**What this task involves**.
Make an exact copy of the lines below.

(Dataset excerpts)
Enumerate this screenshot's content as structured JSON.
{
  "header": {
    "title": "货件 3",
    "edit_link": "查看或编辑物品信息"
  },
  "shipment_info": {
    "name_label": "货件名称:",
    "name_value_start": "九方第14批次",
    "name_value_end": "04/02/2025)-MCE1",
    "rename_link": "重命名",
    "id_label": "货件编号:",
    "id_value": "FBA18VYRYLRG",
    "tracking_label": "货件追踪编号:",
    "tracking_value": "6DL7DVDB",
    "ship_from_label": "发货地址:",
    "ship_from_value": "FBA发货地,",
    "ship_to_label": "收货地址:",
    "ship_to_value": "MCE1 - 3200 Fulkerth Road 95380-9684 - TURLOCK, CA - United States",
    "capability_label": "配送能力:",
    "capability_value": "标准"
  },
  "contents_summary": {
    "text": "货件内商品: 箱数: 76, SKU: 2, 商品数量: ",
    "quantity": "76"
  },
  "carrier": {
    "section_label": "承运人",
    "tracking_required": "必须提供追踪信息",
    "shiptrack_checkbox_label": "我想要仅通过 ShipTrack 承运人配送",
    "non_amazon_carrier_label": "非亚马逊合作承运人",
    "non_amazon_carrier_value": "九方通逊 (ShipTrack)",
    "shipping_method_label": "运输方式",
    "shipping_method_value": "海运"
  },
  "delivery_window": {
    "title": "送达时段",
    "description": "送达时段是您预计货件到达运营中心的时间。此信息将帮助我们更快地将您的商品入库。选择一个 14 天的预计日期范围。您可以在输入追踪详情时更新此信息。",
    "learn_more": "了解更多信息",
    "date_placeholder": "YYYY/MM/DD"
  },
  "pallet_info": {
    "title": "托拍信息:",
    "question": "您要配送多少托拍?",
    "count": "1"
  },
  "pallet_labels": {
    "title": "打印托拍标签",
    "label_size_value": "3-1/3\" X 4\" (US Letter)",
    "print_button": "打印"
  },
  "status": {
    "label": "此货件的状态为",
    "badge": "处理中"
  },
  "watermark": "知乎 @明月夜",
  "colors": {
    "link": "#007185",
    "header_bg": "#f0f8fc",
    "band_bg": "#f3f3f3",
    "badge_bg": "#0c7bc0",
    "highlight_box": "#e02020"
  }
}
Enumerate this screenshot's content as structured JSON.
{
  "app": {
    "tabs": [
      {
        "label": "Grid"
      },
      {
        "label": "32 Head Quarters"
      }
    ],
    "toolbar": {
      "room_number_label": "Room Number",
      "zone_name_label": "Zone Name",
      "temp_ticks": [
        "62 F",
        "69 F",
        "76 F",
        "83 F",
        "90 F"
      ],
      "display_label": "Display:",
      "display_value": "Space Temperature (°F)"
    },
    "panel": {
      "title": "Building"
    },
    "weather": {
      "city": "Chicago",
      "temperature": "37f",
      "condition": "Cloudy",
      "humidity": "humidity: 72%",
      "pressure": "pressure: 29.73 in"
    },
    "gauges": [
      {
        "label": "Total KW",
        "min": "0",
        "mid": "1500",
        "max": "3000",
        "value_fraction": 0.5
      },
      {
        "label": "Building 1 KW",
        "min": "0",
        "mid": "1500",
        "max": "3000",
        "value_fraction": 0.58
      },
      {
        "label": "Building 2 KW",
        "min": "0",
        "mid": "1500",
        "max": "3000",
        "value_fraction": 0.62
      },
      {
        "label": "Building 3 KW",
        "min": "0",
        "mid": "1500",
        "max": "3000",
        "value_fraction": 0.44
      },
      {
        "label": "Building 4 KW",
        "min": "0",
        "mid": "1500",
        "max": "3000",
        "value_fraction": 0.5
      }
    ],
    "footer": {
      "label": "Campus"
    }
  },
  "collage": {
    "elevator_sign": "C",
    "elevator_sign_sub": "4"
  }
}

**Solution**.
Enumerate this screenshot's content as structured JSON.
{
  "header": {
    "title": "货件 3",
    "edit_link": "查看或编辑物品信息"
  },
  "shipment_info": {
    "name_label": "货件名称:",
    "name_value_start": "九方第14批次",
    "name_value_end": "04/02/2025)-MCE1",
    "rename_link": "重命名",
    "id_label": "货件编号:",
    "id_value": "FBA18VYRYLRG",
    "tracking_label": "货件追踪编号:",
    "tracking_value": "6DL7DVDB",
    "ship_from_label": "发货地址:",
    "ship_from_value": "FBA发货地,",
    "ship_to_label": "收货地址:",
    "ship_to_value": "MCE1 - 3200 Fulkerth Road 95380-9684 - TURLOCK, CA - United States",
    "capability_label": "配送能力:",
    "capability_value": "标准"
  },
  "contents_summary": {
    "text": "货件内商品: 箱数: 76, SKU: 2, 商品数量: ",
    "quantity": "76"
  },
  "carrier": {
    "section_label": "承运人",
    "tracking_required": "必须提供追踪信息",
    "shiptrack_checkbox_label": "我想要仅通过 ShipTrack 承运人配送",
    "non_amazon_carrier_label": "非亚马逊合作承运人",
    "non_amazon_carrier_value": "九方通逊 (ShipTrack)",
    "shipping_method_label": "运输方式",
    "shipping_method_value": "海运"
  },
  "delivery_window": {
    "title": "送达时段",
    "description": "送达时段是您预计货件到达运营中心的时间。此信息将帮助我们更快地将您的商品入库。选择一个 14 天的预计日期范围。您可以在输入追踪详情时更新此信息。",
    "learn_more": "了解更多信息",
    "date_placeholder": "YYYY/MM/DD"
  },
  "pallet_info": {
    "title": "托拍信息:",
    "question": "您要配送多少托拍?",
    "count": "1"
  },
  "pallet_labels": {
    "title": "打印托拍标签",
    "label_size_value": "3-1/3\" X 4\" (US Letter)",
    "print_button": "打印"
  },
  "status": {
    "label": "此货件的状态为",
    "badge": "处理中"
  },
  "watermark": "知乎 @明月夜",
  "colors": {
    "link": "#007185",
    "header_bg": "#f0f8fc",
    "band_bg": "#f3f3f3",
    "badge_bg": "#0c7bc0",
    "highlight_box": "#e02020"
  }
}
Enumerate this screenshot's content as structured JSON.
{
  "app": {
    "tabs": [
      {
        "label": "Grid"
      },
      {
        "label": "32 Head Quarters"
      }
    ],
    "toolbar": {
      "room_number_label": "Room Number",
      "zone_name_label": "Zone Name",
      "temp_ticks": [
        "62 F",
        "69 F",
        "76 F",
        "83 F",
        "90 F"
      ],
      "display_label": "Display:",
      "display_value": "Space Temperature (°F)"
    },
    "panel": {
      "title": "Building"
    },
    "weather": {
      "city": "Chicago",
      "temperature": "37f",
      "condition": "Cloudy",
      "humidity": "humidity: 72%",
      "pressure": "pressure: 29.73 in"
    },
    "gauges": [
      {
        "label": "Total KW",
        "min": "0",
        "mid": "1500",
        "max": "3000",
        "value_fraction": 0.5
      },
      {
        "label": "Building 1 KW",
        "min": "0",
        "mid": "1500",
        "max": "3000",
        "value_fraction": 0.58
      },
      {
        "label": "Building 2 KW",
        "min": "0",
        "mid": "1500",
        "max": "3000",
        "value_fraction": 0.62
      },
      {
        "label": "Building 3 KW",
        "min": "0",
        "mid": "1500",
        "max": "3000",
        "value_fraction": 0.44
      },
      {
        "label": "Building 4 KW",
        "min": "0",
        "mid": "1500",
        "max": "3000",
        "value_fraction": 0.5
      }
    ],
    "footer": {
      "label": "Campus"
    }
  },
  "collage": {
    "elevator_sign": "C",
    "elevator_sign_sub": "4"
  }
}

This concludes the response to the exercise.